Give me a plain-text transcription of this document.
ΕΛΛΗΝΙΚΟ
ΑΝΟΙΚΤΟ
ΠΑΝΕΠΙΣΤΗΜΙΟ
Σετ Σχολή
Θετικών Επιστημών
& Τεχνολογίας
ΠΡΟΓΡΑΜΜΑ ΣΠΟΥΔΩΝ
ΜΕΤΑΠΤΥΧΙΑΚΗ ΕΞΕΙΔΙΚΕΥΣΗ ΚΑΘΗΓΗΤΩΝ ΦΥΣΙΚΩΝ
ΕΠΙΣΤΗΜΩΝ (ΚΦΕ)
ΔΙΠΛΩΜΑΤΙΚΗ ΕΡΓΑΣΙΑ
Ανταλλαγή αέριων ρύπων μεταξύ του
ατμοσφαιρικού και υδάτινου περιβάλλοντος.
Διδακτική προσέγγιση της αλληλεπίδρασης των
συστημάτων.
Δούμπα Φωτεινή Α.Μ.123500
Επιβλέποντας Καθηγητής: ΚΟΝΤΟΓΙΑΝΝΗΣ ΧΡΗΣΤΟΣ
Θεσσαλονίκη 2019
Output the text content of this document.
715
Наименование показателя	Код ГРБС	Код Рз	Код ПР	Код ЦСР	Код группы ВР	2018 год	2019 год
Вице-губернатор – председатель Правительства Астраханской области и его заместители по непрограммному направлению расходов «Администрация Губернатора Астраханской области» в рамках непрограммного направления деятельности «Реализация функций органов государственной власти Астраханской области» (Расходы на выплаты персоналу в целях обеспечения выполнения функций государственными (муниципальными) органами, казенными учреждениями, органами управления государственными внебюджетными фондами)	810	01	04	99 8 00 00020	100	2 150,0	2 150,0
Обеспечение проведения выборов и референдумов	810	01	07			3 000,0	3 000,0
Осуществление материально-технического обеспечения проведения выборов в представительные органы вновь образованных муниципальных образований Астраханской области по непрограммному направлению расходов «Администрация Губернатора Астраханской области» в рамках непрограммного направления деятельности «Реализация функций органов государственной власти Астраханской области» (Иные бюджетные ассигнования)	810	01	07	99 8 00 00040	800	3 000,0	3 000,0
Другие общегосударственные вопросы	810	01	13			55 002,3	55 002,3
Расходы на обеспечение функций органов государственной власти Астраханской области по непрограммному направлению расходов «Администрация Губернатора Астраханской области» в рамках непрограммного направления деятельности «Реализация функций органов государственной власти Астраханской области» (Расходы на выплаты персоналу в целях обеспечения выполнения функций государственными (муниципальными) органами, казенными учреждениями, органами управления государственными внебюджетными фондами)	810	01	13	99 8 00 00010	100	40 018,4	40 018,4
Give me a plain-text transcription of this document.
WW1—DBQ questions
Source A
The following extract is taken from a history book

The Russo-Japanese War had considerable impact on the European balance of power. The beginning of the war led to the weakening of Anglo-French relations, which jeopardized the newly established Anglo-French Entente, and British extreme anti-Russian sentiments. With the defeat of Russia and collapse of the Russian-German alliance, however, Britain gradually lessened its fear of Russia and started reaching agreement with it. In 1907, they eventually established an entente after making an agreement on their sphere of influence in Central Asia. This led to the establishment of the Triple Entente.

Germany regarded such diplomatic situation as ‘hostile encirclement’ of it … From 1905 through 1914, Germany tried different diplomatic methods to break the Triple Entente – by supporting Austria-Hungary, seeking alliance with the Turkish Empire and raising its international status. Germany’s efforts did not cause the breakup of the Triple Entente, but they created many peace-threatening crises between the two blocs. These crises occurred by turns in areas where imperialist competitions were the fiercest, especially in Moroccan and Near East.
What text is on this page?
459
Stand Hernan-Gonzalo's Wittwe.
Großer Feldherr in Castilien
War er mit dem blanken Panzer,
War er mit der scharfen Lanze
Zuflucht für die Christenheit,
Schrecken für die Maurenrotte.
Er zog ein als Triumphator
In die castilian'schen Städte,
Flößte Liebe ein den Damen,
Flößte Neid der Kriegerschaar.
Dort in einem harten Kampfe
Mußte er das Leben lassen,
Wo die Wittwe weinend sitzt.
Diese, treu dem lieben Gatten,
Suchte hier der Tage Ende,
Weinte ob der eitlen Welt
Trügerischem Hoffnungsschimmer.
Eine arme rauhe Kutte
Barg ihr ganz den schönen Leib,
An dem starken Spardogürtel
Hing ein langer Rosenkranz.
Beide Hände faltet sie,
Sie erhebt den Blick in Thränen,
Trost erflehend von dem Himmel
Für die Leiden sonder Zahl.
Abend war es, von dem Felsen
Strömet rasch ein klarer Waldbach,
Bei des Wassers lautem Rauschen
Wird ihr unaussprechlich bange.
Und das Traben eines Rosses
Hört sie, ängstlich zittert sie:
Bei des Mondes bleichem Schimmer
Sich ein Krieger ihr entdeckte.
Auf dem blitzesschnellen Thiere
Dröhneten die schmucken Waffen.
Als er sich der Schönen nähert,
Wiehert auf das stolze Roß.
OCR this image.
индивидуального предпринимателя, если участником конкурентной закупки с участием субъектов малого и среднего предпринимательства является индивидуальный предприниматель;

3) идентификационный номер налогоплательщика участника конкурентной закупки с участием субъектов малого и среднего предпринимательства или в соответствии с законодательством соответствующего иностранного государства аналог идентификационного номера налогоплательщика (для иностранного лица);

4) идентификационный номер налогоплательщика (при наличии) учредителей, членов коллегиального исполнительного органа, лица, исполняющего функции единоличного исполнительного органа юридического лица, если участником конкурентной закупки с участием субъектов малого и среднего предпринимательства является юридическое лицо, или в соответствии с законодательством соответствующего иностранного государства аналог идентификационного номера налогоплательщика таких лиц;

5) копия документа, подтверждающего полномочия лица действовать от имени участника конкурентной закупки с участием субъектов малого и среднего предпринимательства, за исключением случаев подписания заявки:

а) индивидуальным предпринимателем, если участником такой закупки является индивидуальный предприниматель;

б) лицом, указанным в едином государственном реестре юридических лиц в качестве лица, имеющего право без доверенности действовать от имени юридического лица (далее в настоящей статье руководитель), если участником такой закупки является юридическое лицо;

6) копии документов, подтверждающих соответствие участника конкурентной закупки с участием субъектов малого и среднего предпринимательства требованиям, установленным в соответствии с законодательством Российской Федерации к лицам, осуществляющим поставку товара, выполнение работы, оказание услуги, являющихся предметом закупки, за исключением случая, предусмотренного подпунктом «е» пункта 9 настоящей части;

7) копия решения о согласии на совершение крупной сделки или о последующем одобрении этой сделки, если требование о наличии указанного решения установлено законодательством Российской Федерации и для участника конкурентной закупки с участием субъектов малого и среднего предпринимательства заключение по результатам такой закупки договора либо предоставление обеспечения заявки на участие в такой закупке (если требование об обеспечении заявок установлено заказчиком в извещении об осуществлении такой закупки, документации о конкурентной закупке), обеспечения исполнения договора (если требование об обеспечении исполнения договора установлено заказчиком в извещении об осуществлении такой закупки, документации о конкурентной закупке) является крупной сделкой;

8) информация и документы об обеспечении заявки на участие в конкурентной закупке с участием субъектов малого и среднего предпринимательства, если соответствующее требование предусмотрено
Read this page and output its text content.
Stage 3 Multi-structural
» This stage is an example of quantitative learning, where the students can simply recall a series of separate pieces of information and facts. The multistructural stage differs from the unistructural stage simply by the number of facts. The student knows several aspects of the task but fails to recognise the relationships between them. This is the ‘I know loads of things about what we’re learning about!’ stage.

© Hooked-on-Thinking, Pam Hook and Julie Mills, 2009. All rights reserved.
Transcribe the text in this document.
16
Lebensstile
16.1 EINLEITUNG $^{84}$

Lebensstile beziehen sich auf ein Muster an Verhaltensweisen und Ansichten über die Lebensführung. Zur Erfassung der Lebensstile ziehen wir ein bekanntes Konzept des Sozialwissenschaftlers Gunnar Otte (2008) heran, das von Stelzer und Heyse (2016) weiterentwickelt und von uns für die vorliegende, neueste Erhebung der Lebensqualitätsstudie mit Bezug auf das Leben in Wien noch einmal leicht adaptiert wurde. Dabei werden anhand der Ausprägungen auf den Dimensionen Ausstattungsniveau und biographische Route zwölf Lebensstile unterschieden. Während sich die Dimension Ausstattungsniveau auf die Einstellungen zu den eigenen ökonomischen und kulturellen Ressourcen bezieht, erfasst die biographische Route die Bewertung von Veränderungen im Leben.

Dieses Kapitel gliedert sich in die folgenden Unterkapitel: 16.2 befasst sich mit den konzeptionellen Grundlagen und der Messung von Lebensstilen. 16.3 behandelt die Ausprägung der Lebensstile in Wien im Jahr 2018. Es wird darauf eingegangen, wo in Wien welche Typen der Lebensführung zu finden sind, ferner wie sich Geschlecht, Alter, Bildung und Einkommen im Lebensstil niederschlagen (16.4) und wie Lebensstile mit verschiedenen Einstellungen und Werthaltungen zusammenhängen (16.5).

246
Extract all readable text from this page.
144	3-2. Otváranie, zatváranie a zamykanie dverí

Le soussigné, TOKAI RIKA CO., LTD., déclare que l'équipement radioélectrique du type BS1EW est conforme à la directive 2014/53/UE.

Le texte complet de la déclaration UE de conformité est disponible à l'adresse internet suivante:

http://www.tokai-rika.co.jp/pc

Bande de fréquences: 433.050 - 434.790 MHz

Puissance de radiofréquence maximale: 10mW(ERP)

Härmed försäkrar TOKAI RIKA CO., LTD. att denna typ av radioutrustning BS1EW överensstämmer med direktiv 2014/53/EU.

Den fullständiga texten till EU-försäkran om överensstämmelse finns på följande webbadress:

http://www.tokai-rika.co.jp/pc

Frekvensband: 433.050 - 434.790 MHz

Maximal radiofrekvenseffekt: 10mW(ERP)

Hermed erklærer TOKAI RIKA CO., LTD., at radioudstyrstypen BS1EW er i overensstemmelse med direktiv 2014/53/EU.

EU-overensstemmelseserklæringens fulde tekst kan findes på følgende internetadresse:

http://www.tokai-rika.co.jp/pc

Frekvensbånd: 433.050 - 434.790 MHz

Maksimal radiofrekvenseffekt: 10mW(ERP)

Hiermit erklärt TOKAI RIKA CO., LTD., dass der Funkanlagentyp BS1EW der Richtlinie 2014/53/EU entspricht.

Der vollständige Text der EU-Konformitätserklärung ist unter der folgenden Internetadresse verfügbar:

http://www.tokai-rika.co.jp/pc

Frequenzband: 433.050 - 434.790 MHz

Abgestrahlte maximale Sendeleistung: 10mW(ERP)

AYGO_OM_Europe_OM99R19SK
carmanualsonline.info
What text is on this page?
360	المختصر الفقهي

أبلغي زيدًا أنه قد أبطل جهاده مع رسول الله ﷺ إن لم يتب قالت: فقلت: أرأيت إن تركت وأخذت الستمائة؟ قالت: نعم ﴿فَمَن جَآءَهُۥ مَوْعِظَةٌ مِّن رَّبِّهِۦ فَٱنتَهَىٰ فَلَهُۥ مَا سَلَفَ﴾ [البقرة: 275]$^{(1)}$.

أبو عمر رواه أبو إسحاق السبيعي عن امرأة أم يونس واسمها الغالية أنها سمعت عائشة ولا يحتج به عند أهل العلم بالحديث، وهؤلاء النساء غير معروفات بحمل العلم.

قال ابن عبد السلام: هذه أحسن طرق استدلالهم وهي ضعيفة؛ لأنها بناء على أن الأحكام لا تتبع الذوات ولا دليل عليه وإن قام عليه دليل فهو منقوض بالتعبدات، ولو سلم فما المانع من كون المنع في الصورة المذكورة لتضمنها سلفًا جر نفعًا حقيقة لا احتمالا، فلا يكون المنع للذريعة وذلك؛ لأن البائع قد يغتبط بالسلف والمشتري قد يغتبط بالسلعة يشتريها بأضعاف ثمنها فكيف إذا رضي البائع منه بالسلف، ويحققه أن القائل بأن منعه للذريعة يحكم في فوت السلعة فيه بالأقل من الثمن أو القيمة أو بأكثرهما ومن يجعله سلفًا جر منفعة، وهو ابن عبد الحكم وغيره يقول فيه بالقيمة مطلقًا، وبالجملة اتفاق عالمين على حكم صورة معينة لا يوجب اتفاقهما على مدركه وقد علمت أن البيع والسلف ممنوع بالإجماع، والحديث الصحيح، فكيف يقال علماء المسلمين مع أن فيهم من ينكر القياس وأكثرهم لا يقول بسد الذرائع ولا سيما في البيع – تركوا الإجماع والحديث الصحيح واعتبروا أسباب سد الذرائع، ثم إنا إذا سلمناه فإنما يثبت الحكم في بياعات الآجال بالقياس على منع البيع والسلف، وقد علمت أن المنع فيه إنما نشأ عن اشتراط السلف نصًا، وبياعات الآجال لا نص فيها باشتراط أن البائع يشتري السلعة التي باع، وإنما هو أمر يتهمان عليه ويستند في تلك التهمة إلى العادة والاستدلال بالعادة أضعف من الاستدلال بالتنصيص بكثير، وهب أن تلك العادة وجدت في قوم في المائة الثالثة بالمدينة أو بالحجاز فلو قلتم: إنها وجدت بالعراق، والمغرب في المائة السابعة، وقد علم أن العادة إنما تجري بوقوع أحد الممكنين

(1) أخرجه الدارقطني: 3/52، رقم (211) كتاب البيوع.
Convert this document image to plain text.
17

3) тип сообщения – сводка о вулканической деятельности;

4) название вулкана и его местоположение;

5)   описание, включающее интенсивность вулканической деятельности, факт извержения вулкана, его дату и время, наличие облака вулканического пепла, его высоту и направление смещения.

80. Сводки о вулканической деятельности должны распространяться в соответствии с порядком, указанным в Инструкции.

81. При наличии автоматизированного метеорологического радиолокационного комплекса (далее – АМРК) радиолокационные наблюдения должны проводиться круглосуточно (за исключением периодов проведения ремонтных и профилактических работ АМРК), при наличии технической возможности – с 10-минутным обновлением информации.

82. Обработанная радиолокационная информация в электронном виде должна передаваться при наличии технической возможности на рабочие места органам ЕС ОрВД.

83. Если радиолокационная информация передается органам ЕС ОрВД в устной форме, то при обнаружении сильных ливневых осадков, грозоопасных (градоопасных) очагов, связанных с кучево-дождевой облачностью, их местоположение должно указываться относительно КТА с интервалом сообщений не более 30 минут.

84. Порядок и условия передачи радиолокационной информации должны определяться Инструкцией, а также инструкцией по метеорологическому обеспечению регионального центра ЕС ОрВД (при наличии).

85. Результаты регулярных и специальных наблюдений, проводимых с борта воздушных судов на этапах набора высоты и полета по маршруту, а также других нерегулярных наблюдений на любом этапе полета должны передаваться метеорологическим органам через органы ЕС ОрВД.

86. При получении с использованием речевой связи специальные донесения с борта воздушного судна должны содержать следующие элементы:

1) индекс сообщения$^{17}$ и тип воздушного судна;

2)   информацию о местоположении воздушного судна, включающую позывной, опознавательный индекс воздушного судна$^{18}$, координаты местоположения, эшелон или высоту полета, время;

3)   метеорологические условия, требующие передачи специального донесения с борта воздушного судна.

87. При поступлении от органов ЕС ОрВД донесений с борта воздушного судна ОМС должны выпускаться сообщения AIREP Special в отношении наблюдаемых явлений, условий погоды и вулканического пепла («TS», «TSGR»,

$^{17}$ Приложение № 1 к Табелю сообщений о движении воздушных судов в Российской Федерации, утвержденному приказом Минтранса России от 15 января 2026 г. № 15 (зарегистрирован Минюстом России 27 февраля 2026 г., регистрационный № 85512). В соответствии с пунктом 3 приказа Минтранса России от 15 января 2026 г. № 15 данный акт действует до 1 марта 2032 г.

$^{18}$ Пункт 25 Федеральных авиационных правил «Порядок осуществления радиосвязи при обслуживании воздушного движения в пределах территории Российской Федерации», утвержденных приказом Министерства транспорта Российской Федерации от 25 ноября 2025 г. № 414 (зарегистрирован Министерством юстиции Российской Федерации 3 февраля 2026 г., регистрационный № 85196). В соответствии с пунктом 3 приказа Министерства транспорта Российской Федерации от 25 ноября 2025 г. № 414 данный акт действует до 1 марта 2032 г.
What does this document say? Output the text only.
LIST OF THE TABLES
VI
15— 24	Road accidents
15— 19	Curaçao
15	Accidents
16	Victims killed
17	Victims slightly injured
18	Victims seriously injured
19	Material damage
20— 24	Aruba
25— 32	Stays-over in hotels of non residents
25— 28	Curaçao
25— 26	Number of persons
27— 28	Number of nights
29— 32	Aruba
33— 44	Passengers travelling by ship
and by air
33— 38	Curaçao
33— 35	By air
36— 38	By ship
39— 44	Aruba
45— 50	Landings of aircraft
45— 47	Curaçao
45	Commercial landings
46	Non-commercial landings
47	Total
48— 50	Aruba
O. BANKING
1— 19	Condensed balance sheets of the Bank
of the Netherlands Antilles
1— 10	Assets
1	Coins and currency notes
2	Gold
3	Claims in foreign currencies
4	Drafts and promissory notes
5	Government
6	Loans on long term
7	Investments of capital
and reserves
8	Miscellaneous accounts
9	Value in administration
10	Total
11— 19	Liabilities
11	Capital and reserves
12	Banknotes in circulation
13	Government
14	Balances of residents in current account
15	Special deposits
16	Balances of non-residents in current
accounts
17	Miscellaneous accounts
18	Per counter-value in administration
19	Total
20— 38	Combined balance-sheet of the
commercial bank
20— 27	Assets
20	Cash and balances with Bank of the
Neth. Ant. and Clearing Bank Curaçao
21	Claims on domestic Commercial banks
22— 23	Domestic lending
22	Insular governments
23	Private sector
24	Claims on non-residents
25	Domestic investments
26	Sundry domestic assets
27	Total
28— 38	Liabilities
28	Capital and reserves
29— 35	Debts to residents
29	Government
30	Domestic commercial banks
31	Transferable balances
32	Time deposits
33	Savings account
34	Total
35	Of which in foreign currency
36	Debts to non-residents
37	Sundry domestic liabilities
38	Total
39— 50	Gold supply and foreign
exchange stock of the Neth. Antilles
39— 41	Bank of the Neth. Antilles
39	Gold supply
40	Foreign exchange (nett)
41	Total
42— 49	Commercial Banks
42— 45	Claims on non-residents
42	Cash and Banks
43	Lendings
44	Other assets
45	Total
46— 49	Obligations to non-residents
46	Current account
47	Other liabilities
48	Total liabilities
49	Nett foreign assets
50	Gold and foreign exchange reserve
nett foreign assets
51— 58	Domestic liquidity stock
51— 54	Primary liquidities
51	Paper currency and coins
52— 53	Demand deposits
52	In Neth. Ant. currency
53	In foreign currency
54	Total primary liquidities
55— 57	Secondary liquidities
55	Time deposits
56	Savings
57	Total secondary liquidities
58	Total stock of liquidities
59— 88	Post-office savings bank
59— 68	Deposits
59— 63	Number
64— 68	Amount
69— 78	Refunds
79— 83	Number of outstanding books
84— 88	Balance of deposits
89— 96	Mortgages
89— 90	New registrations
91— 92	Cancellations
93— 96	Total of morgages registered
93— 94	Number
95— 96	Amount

**STATED GOAL:** Copy all lines from the material that include "налогоплательщика".

**RESULT BELOW:**
3) идентификационный номер налогоплательщика участника конкурентной закупки с участием субъектов малого и среднего предпринимательства или в соответствии с законодательством соответствующего иностранного государства аналог идентификационного номера налогоплательщика (для иностранного лица);
4) идентификационный номер налогоплательщика (при наличии) учредителей, членов коллегиального исполнительного органа, лица, исполняющего функции единоличного исполнительного органа юридического лица, если участником конкурентной закупки с участием субъектов малого и среднего предпринимательства является юридическое лицо, или в соответствии с законодательством соответствующего иностранного государства аналог идентификационного номера налогоплательщика таких лиц;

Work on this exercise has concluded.